*To do*
Recast every line of the items below as a Markdown table with the columns Row and Line, numbering the rows, skipping blank lines and leaving out the pictures.

*Extracted information*
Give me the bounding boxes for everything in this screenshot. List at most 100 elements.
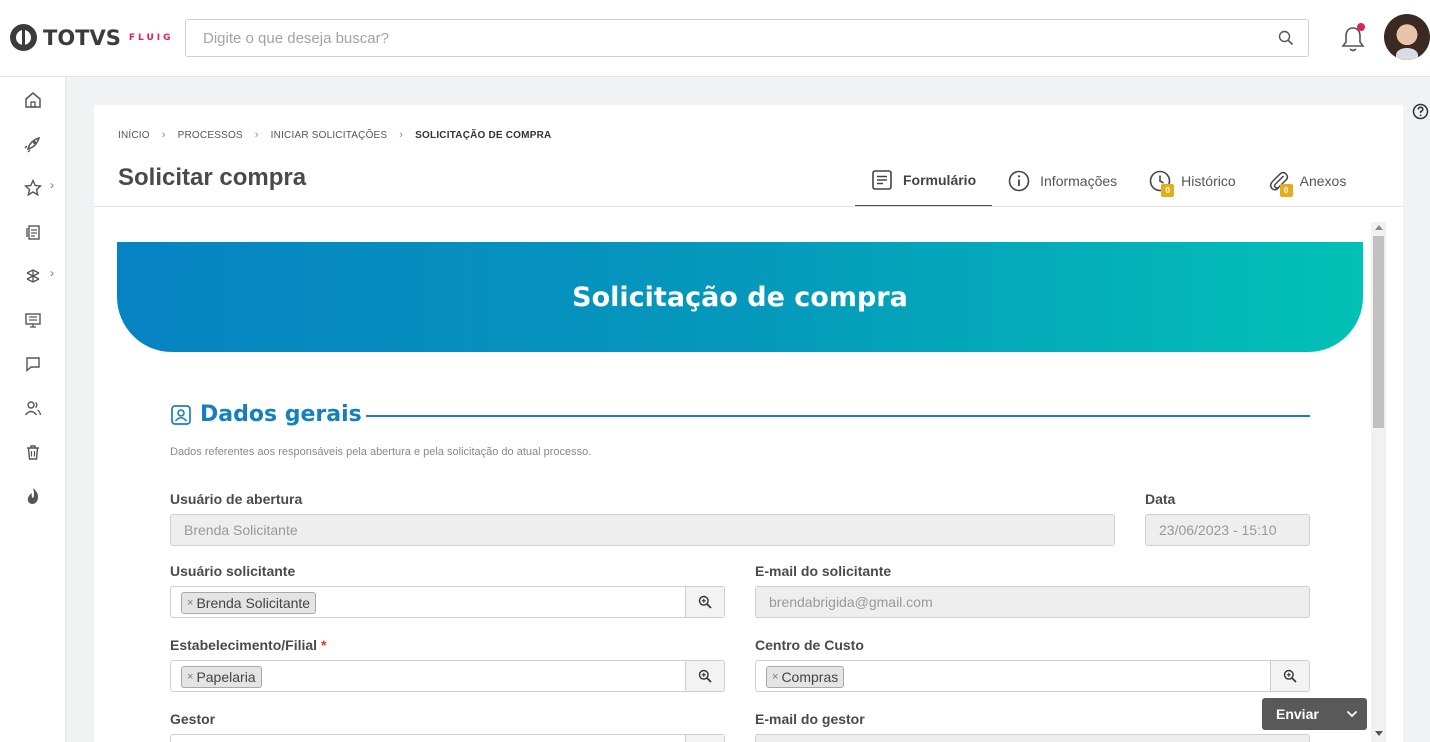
chevron-right-icon[interactable]: › xyxy=(50,266,54,280)
remove-chip-icon[interactable]: × xyxy=(187,593,193,613)
chip-label: Papelaria xyxy=(196,669,256,685)
section-rule xyxy=(366,415,1310,417)
breadcrumb-item[interactable]: INÍCIO xyxy=(118,130,150,141)
search-input[interactable] xyxy=(186,20,1246,56)
section-description: Dados referentes aos responsáveis pela a… xyxy=(170,446,592,458)
brand-sub: FLUIG xyxy=(128,32,174,43)
rocket-icon xyxy=(24,136,41,153)
help-icon[interactable] xyxy=(1412,103,1429,120)
chat-icon xyxy=(26,357,40,373)
user-avatar[interactable] xyxy=(1384,14,1430,60)
chevron-right-icon[interactable]: › xyxy=(50,178,54,192)
tab-label: Histórico xyxy=(1181,173,1236,189)
usuario-abertura-field: Brenda Solicitante xyxy=(170,514,1115,546)
estabelecimento-field[interactable]: × Papelaria xyxy=(170,660,725,692)
count-badge: 0 xyxy=(1161,184,1175,197)
selected-chip[interactable]: × Brenda Solicitante xyxy=(181,592,317,614)
main-card: INÍCIO › PROCESSOS › INICIAR SOLICITAÇÕE… xyxy=(94,105,1403,742)
history-icon-wrap: 0 xyxy=(1149,170,1175,197)
chevron-right-icon: › xyxy=(161,129,166,141)
attachments-icon-wrap: 0 xyxy=(1268,170,1293,197)
breadcrumb-item[interactable]: INICIAR SOLICITAÇÕES xyxy=(271,130,388,141)
breadcrumb-item[interactable]: PROCESSOS xyxy=(178,130,243,141)
breadcrumb-current: SOLICITAÇÃO DE COMPRA xyxy=(415,129,552,141)
sidebar-item-trash[interactable] xyxy=(20,439,46,465)
documents-icon xyxy=(26,225,40,240)
lookup-button[interactable] xyxy=(685,587,724,617)
scroll-thumb[interactable] xyxy=(1373,236,1384,428)
send-button[interactable]: Enviar xyxy=(1262,698,1367,730)
email-solicitante-field: brendabrigida@gmail.com xyxy=(755,586,1310,618)
field-label: Estabelecimento/Filial * xyxy=(170,637,326,653)
tab-anexos[interactable]: 0 Anexos xyxy=(1252,155,1363,207)
star-icon xyxy=(24,179,42,197)
form-title: Solicitação de compra xyxy=(572,281,908,313)
global-search xyxy=(185,19,1309,57)
section-title: Dados gerais xyxy=(200,402,362,427)
sidebar-item-chat[interactable] xyxy=(20,351,46,377)
field-label: Centro de Custo xyxy=(755,637,864,653)
lookup-button[interactable] xyxy=(1270,661,1309,691)
sidebar-item-favorites[interactable] xyxy=(20,175,46,201)
email-gestor-field xyxy=(755,734,1310,742)
sidebar-item-documents[interactable] xyxy=(20,219,46,245)
data-field: 23/06/2023 - 15:10 xyxy=(1145,514,1310,546)
send-label: Enviar xyxy=(1276,706,1319,722)
sidebar-item-dashboard[interactable] xyxy=(20,307,46,333)
lookup-button[interactable] xyxy=(685,735,724,742)
zoom-search-icon xyxy=(698,595,712,609)
tab-informacoes[interactable]: Informações xyxy=(992,155,1133,207)
remove-chip-icon[interactable]: × xyxy=(772,667,778,687)
chevron-right-icon: › xyxy=(254,129,259,141)
scrollbar[interactable] xyxy=(1371,222,1386,742)
field-label: E-mail do gestor xyxy=(755,711,865,727)
tab-label: Informações xyxy=(1040,173,1118,189)
chip-label: Compras xyxy=(781,669,839,685)
page-title: Solicitar compra xyxy=(118,164,307,191)
field-label: Usuário solicitante xyxy=(170,563,296,579)
remove-chip-icon[interactable]: × xyxy=(187,667,193,687)
send-options-toggle[interactable] xyxy=(1336,698,1367,730)
form-scroll-area[interactable]: Solicitação de compra Dados gerais Dados… xyxy=(94,207,1403,742)
field-label: Data xyxy=(1145,491,1176,507)
lookup-button[interactable] xyxy=(685,661,724,691)
home-icon xyxy=(25,92,41,108)
sidebar-item-users[interactable] xyxy=(20,395,46,421)
field-label: Gestor xyxy=(170,711,216,727)
workflow-icon xyxy=(26,269,40,283)
chevron-right-icon: › xyxy=(399,129,404,141)
tab-formulario[interactable]: Formulário xyxy=(855,155,993,207)
top-bar: TOTVS FLUIG xyxy=(0,0,1430,77)
field-label: E-mail do solicitante xyxy=(755,563,892,579)
section-header: Dados gerais xyxy=(170,402,362,427)
scroll-down-arrow[interactable] xyxy=(1375,731,1383,736)
scroll-up-arrow[interactable] xyxy=(1375,225,1383,230)
search-icon[interactable] xyxy=(1278,30,1294,46)
field-label: Usuário de abertura xyxy=(170,491,303,507)
info-icon xyxy=(1008,170,1030,192)
sidebar-item-fluig[interactable] xyxy=(20,483,46,509)
sidebar-item-home[interactable] xyxy=(20,87,46,113)
brand-name: TOTVS xyxy=(43,25,121,50)
trash-icon xyxy=(27,445,39,460)
zoom-search-icon xyxy=(698,669,712,683)
totvs-logo-mark xyxy=(10,24,37,51)
count-badge: 0 xyxy=(1279,184,1293,197)
notification-dot xyxy=(1357,23,1365,31)
chevron-down-icon xyxy=(1346,710,1357,718)
selected-chip[interactable]: × Papelaria xyxy=(181,666,262,688)
tab-bar: Formulário Informações 0 Histórico 0 Ane… xyxy=(855,155,1362,207)
gestor-field[interactable] xyxy=(170,734,725,742)
tab-label: Formulário xyxy=(903,172,977,188)
user-card-icon xyxy=(171,404,191,425)
sidebar-item-workflow[interactable] xyxy=(20,263,46,289)
usuario-solicitante-field[interactable]: × Brenda Solicitante xyxy=(170,586,725,618)
totvs-fluig-logo[interactable]: TOTVS FLUIG xyxy=(10,24,174,51)
tab-historico[interactable]: 0 Histórico xyxy=(1133,155,1251,207)
selected-chip[interactable]: × Compras xyxy=(766,666,845,688)
fluig-flame-icon xyxy=(27,488,39,504)
label-text: Estabelecimento/Filial xyxy=(170,637,318,653)
sidebar: › › xyxy=(0,77,66,742)
sidebar-item-rocket[interactable] xyxy=(20,131,46,157)
centro-custo-field[interactable]: × Compras xyxy=(755,660,1310,692)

*Solution*
| Row | Line |
|---|---|
| 1 | Give me the bounding boxes for everything in this screenshot. List at most 100 elements. |
| 2 | chevron-right-icon[interactable]: › xyxy=(50,266,54,280) |
| 3 | remove-chip-icon[interactable]: × xyxy=(187,593,193,613) |
| 4 | chip-label: Papelaria xyxy=(196,669,256,685) |
| 5 | section-rule xyxy=(366,415,1310,417) |
| 6 | breadcrumb-item[interactable]: INÍCIO xyxy=(118,130,150,141) |
| 7 | search-input[interactable] xyxy=(186,20,1246,56) |
| 8 | section-description: Dados referentes aos responsáveis pela a… xyxy=(170,446,592,458) |
| 9 | brand-sub: FLUIG xyxy=(128,32,174,43) |
| 10 | rocket-icon xyxy=(24,136,41,153) |
| 11 | help-icon[interactable] xyxy=(1412,103,1429,120) |
| 12 | chat-icon xyxy=(26,357,40,373) |
| 13 | user-avatar[interactable] xyxy=(1384,14,1430,60) |
| 14 | chevron-right-icon[interactable]: › xyxy=(50,178,54,192) |
| 15 | tab-label: Histórico xyxy=(1181,173,1236,189) |
| 16 | usuario-abertura-field: Brenda Solicitante xyxy=(170,514,1115,546) |
| 17 | estabelecimento-field[interactable]: × Papelaria xyxy=(170,660,725,692) |
| 18 | count-badge: 0 xyxy=(1161,184,1175,197) |
| 19 | selected-chip[interactable]: × Brenda Solicitante xyxy=(181,592,317,614) |
| 20 | main-card: INÍCIO › PROCESSOS › INICIAR SOLICITAÇÕE… xyxy=(94,105,1403,742) |
| 21 | history-icon-wrap: 0 xyxy=(1149,170,1175,197) |
| 22 | chevron-right-icon: › xyxy=(161,129,166,141) |
| 23 | attachments-icon-wrap: 0 xyxy=(1268,170,1293,197) |
| 24 | breadcrumb-item[interactable]: INICIAR SOLICITAÇÕES xyxy=(271,130,388,141) |
| 25 | breadcrumb-item[interactable]: PROCESSOS xyxy=(178,130,243,141) |
| 26 | breadcrumb-current: SOLICITAÇÃO DE COMPRA xyxy=(415,129,552,141) |
| 27 | sidebar-item-trash[interactable] xyxy=(20,439,46,465) |
| 28 | documents-icon xyxy=(26,225,40,240) |
| 29 | lookup-button[interactable] xyxy=(685,587,724,617) |
| 30 | scroll-thumb[interactable] xyxy=(1373,236,1384,428) |
| 31 | send-button[interactable]: Enviar xyxy=(1262,698,1367,730) |
| 32 | email-solicitante-field: brendabrigida@gmail.com xyxy=(755,586,1310,618) |
| 33 | field-label: Estabelecimento/Filial * xyxy=(170,637,326,653) |
| 34 | tab-anexos[interactable]: 0 Anexos xyxy=(1252,155,1363,207) |
| 35 | star-icon xyxy=(24,179,42,197) |
| 36 | form-title: Solicitação de compra xyxy=(572,281,908,313) |
| 37 | global-search xyxy=(185,19,1309,57) |
| 38 | section-title: Dados gerais xyxy=(200,402,362,427) |
| 39 | sidebar-item-chat[interactable] xyxy=(20,351,46,377) |
| 40 | field-label: Centro de Custo xyxy=(755,637,864,653) |
| 41 | lookup-button[interactable] xyxy=(1270,661,1309,691) |
| 42 | sidebar-item-favorites[interactable] xyxy=(20,175,46,201) |
| 43 | email-gestor-field xyxy=(755,734,1310,742) |
| 44 | sidebar-item-documents[interactable] xyxy=(20,219,46,245) |
| 45 | data-field: 23/06/2023 - 15:10 xyxy=(1145,514,1310,546) |
| 46 | send-label: Enviar xyxy=(1276,706,1319,722) |
| 47 | sidebar-item-dashboard[interactable] xyxy=(20,307,46,333) |
| 48 | lookup-button[interactable] xyxy=(685,735,724,742) |
| 49 | zoom-search-icon xyxy=(698,595,712,609) |
| 50 | tab-informacoes[interactable]: Informações xyxy=(992,155,1133,207) |
| 51 | remove-chip-icon[interactable]: × xyxy=(772,667,778,687) |
| 52 | chevron-right-icon: › xyxy=(254,129,259,141) |
| 53 | scrollbar[interactable] xyxy=(1371,222,1386,742) |
| 54 | field-label: E-mail do gestor xyxy=(755,711,865,727) |
| 55 | tab-label: Informações xyxy=(1040,173,1118,189) |
| 56 | chip-label: Compras xyxy=(781,669,839,685) |
| 57 | page-title: Solicitar compra xyxy=(118,164,307,191) |
| 58 | field-label: Usuário solicitante xyxy=(170,563,296,579) |
| 59 | remove-chip-icon[interactable]: × xyxy=(187,667,193,687) |
| 60 | send-options-toggle[interactable] xyxy=(1336,698,1367,730) |
| 61 | form-scroll-area[interactable]: Solicitação de compra Dados gerais Dados… xyxy=(94,207,1403,742) |
| 62 | field-label: Data xyxy=(1145,491,1176,507) |
| 63 | lookup-button[interactable] xyxy=(685,661,724,691) |
| 64 | home-icon xyxy=(25,92,41,108) |
| 65 | sidebar-item-users[interactable] xyxy=(20,395,46,421) |
| 66 | field-label: Gestor xyxy=(170,711,216,727) |
| 67 | workflow-icon xyxy=(26,269,40,283) |
| 68 | chevron-right-icon: › xyxy=(399,129,404,141) |
| 69 | tab-formulario[interactable]: Formulário xyxy=(855,155,993,207) |
| 70 | top-bar: TOTVS FLUIG xyxy=(0,0,1430,77) |
| 71 | field-label: E-mail do solicitante xyxy=(755,563,892,579) |
| 72 | section-header: Dados gerais xyxy=(170,402,362,427) |
| 73 | scroll-down-arrow[interactable] xyxy=(1375,731,1383,736) |
| 74 | scroll-up-arrow[interactable] xyxy=(1375,225,1383,230) |
| 75 | search-icon[interactable] xyxy=(1278,30,1294,46) |
| 76 | field-label: Usuário de abertura xyxy=(170,491,303,507) |
| 77 | info-icon xyxy=(1008,170,1030,192) |
| 78 | sidebar-item-fluig[interactable] xyxy=(20,483,46,509) |
| 79 | sidebar-item-home[interactable] xyxy=(20,87,46,113) |
| 80 | brand-name: TOTVS xyxy=(43,25,121,50) |
| 81 | trash-icon xyxy=(27,445,39,460) |
| 82 | zoom-search-icon xyxy=(698,669,712,683) |
| 83 | totvs-logo-mark xyxy=(10,24,37,51) |
| 84 | count-badge: 0 xyxy=(1279,184,1293,197) |
| 85 | notification-dot xyxy=(1357,23,1365,31) |
| 86 | chevron-down-icon xyxy=(1346,710,1357,718) |
| 87 | selected-chip[interactable]: × Papelaria xyxy=(181,666,262,688) |
| 88 | tab-bar: Formulário Informações 0 Histórico 0 Ane… xyxy=(855,155,1362,207) |
| 89 | gestor-field[interactable] xyxy=(170,734,725,742) |
| 90 | tab-label: Formulário xyxy=(903,172,977,188) |
| 91 | user-card-icon xyxy=(171,404,191,425) |
| 92 | sidebar-item-workflow[interactable] xyxy=(20,263,46,289) |
| 93 | usuario-solicitante-field[interactable]: × Brenda Solicitante xyxy=(170,586,725,618) |
| 94 | totvs-fluig-logo[interactable]: TOTVS FLUIG xyxy=(10,24,174,51) |
| 95 | tab-historico[interactable]: 0 Histórico xyxy=(1133,155,1251,207) |
| 96 | selected-chip[interactable]: × Compras xyxy=(766,666,845,688) |
| 97 | fluig-flame-icon xyxy=(27,488,39,504) |
| 98 | label-text: Estabelecimento/Filial xyxy=(170,637,318,653) |
| 99 | sidebar: › › xyxy=(0,77,66,742) |
| 100 | sidebar-item-rocket[interactable] xyxy=(20,131,46,157) |
| 101 | centro-custo-field[interactable]: × Compras xyxy=(755,660,1310,692) |